SOURCE DATA:

--------------------------------------------------

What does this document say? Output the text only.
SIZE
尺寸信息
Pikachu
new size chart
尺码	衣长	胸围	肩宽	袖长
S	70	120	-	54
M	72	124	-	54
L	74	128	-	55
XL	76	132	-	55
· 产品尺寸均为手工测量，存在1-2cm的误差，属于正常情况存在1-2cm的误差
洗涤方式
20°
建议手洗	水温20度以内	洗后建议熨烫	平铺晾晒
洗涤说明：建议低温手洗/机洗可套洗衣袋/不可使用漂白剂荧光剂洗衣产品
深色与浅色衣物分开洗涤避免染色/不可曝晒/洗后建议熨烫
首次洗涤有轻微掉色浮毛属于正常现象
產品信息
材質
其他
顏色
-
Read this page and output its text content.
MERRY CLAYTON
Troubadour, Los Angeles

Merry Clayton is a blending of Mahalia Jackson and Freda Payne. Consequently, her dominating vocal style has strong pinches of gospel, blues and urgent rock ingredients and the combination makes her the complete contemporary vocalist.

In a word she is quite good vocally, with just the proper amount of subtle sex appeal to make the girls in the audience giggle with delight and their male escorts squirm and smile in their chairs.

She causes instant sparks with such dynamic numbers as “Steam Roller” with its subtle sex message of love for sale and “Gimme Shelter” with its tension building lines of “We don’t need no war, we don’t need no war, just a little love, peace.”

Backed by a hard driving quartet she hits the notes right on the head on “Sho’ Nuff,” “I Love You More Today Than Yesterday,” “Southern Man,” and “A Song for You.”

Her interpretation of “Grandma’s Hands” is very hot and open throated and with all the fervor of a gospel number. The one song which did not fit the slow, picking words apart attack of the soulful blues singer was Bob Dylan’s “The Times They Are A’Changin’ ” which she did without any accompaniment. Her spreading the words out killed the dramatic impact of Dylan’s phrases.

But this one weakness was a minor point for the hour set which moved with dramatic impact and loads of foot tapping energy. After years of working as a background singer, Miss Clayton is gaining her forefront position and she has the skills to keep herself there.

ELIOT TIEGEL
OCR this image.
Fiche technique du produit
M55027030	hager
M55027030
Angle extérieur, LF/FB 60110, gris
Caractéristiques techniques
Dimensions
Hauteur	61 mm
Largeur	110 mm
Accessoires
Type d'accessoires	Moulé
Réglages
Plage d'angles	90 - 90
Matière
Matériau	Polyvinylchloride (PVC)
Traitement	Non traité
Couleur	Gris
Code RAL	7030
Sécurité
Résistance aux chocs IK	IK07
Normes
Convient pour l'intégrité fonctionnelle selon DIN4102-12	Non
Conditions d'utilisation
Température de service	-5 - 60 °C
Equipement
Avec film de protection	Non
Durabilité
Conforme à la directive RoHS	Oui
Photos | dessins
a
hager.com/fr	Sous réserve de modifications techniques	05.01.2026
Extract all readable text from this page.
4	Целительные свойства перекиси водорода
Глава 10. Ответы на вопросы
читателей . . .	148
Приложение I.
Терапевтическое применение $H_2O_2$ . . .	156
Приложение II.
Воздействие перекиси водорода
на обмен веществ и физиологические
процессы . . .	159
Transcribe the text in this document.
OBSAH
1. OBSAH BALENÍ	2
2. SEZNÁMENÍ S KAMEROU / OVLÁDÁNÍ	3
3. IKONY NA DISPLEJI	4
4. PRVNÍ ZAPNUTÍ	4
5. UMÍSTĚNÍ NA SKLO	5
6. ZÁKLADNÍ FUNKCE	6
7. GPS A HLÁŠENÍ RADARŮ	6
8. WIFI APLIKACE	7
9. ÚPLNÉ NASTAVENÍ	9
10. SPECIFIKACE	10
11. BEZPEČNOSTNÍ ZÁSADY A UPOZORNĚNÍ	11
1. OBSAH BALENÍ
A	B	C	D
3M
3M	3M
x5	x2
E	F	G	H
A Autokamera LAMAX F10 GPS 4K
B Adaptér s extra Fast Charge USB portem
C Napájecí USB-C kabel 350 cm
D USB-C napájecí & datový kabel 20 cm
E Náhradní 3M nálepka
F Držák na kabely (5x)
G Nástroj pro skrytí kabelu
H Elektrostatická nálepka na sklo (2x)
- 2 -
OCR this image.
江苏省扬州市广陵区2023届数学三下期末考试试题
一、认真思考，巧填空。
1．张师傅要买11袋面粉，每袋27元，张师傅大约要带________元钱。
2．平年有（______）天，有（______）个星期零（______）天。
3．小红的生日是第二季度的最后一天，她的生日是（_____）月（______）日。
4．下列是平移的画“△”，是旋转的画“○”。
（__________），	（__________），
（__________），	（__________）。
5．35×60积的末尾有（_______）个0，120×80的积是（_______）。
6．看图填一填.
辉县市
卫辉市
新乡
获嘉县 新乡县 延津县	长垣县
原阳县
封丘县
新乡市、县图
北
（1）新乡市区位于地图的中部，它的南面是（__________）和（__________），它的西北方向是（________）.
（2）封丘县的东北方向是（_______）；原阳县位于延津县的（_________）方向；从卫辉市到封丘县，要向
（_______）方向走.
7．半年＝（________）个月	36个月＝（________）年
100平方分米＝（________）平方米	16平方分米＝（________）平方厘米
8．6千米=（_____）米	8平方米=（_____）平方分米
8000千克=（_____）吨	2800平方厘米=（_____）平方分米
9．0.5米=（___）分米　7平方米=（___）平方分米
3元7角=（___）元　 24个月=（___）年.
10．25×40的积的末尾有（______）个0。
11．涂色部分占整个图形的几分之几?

--------------------------------------------------

WRITTEN REQUEST: Retype the material in full. Each word must match.

CORRECT OUTPUT:
What does this document say? Output the text only.
SIZE
尺寸信息
Pikachu
new size chart
尺码	衣长	胸围	肩宽	袖长
S	70	120	-	54
M	72	124	-	54
L	74	128	-	55
XL	76	132	-	55
· 产品尺寸均为手工测量，存在1-2cm的误差，属于正常情况存在1-2cm的误差
洗涤方式
20°
建议手洗	水温20度以内	洗后建议熨烫	平铺晾晒
洗涤说明：建议低温手洗/机洗可套洗衣袋/不可使用漂白剂荧光剂洗衣产品
深色与浅色衣物分开洗涤避免染色/不可曝晒/洗后建议熨烫
首次洗涤有轻微掉色浮毛属于正常现象
產品信息
材質
其他
顏色
-
Read this page and output its text content.
MERRY CLAYTON
Troubadour, Los Angeles

Merry Clayton is a blending of Mahalia Jackson and Freda Payne. Consequently, her dominating vocal style has strong pinches of gospel, blues and urgent rock ingredients and the combination makes her the complete contemporary vocalist.

In a word she is quite good vocally, with just the proper amount of subtle sex appeal to make the girls in the audience giggle with delight and their male escorts squirm and smile in their chairs.

She causes instant sparks with such dynamic numbers as “Steam Roller” with its subtle sex message of love for sale and “Gimme Shelter” with its tension building lines of “We don’t need no war, we don’t need no war, just a little love, peace.”

Backed by a hard driving quartet she hits the notes right on the head on “Sho’ Nuff,” “I Love You More Today Than Yesterday,” “Southern Man,” and “A Song for You.”

Her interpretation of “Grandma’s Hands” is very hot and open throated and with all the fervor of a gospel number. The one song which did not fit the slow, picking words apart attack of the soulful blues singer was Bob Dylan’s “The Times They Are A’Changin’ ” which she did without any accompaniment. Her spreading the words out killed the dramatic impact of Dylan’s phrases.

But this one weakness was a minor point for the hour set which moved with dramatic impact and loads of foot tapping energy. After years of working as a background singer, Miss Clayton is gaining her forefront position and she has the skills to keep herself there.

ELIOT TIEGEL
OCR this image.
Fiche technique du produit
M55027030	hager
M55027030
Angle extérieur, LF/FB 60110, gris
Caractéristiques techniques
Dimensions
Hauteur	61 mm
Largeur	110 mm
Accessoires
Type d'accessoires	Moulé
Réglages
Plage d'angles	90 - 90
Matière
Matériau	Polyvinylchloride (PVC)
Traitement	Non traité
Couleur	Gris
Code RAL	7030
Sécurité
Résistance aux chocs IK	IK07
Normes
Convient pour l'intégrité fonctionnelle selon DIN4102-12	Non
Conditions d'utilisation
Température de service	-5 - 60 °C
Equipement
Avec film de protection	Non
Durabilité
Conforme à la directive RoHS	Oui
Photos | dessins
a
hager.com/fr	Sous réserve de modifications techniques	05.01.2026
Extract all readable text from this page.
4	Целительные свойства перекиси водорода
Глава 10. Ответы на вопросы
читателей . . .	148
Приложение I.
Терапевтическое применение $H_2O_2$ . . .	156
Приложение II.
Воздействие перекиси водорода
на обмен веществ и физиологические
процессы . . .	159
Transcribe the text in this document.
OBSAH
1. OBSAH BALENÍ	2
2. SEZNÁMENÍ S KAMEROU / OVLÁDÁNÍ	3
3. IKONY NA DISPLEJI	4
4. PRVNÍ ZAPNUTÍ	4
5. UMÍSTĚNÍ NA SKLO	5
6. ZÁKLADNÍ FUNKCE	6
7. GPS A HLÁŠENÍ RADARŮ	6
8. WIFI APLIKACE	7
9. ÚPLNÉ NASTAVENÍ	9
10. SPECIFIKACE	10
11. BEZPEČNOSTNÍ ZÁSADY A UPOZORNĚNÍ	11
1. OBSAH BALENÍ
A	B	C	D
3M
3M	3M
x5	x2
E	F	G	H
A Autokamera LAMAX F10 GPS 4K
B Adaptér s extra Fast Charge USB portem
C Napájecí USB-C kabel 350 cm
D USB-C napájecí & datový kabel 20 cm
E Náhradní 3M nálepka
F Držák na kabely (5x)
G Nástroj pro skrytí kabelu
H Elektrostatická nálepka na sklo (2x)
- 2 -
OCR this image.
江苏省扬州市广陵区2023届数学三下期末考试试题
一、认真思考，巧填空。
1．张师傅要买11袋面粉，每袋27元，张师傅大约要带________元钱。
2．平年有（______）天，有（______）个星期零（______）天。
3．小红的生日是第二季度的最后一天，她的生日是（_____）月（______）日。
4．下列是平移的画“△”，是旋转的画“○”。
（__________），	（__________），
（__________），	（__________）。
5．35×60积的末尾有（_______）个0，120×80的积是（_______）。
6．看图填一填.
辉县市
卫辉市
新乡
获嘉县 新乡县 延津县	长垣县
原阳县
封丘县
新乡市、县图
北
（1）新乡市区位于地图的中部，它的南面是（__________）和（__________），它的西北方向是（________）.
（2）封丘县的东北方向是（_______）；原阳县位于延津县的（_________）方向；从卫辉市到封丘县，要向
（_______）方向走.
7．半年＝（________）个月	36个月＝（________）年
100平方分米＝（________）平方米	16平方分米＝（________）平方厘米
8．6千米=（_____）米	8平方米=（_____）平方分米
8000千克=（_____）吨	2800平方厘米=（_____）平方分米
9．0.5米=（___）分米　7平方米=（___）平方分米
3元7角=（___）元　 24个月=（___）年.
10．25×40的积的末尾有（______）个0。
11．涂色部分占整个图形的几分之几?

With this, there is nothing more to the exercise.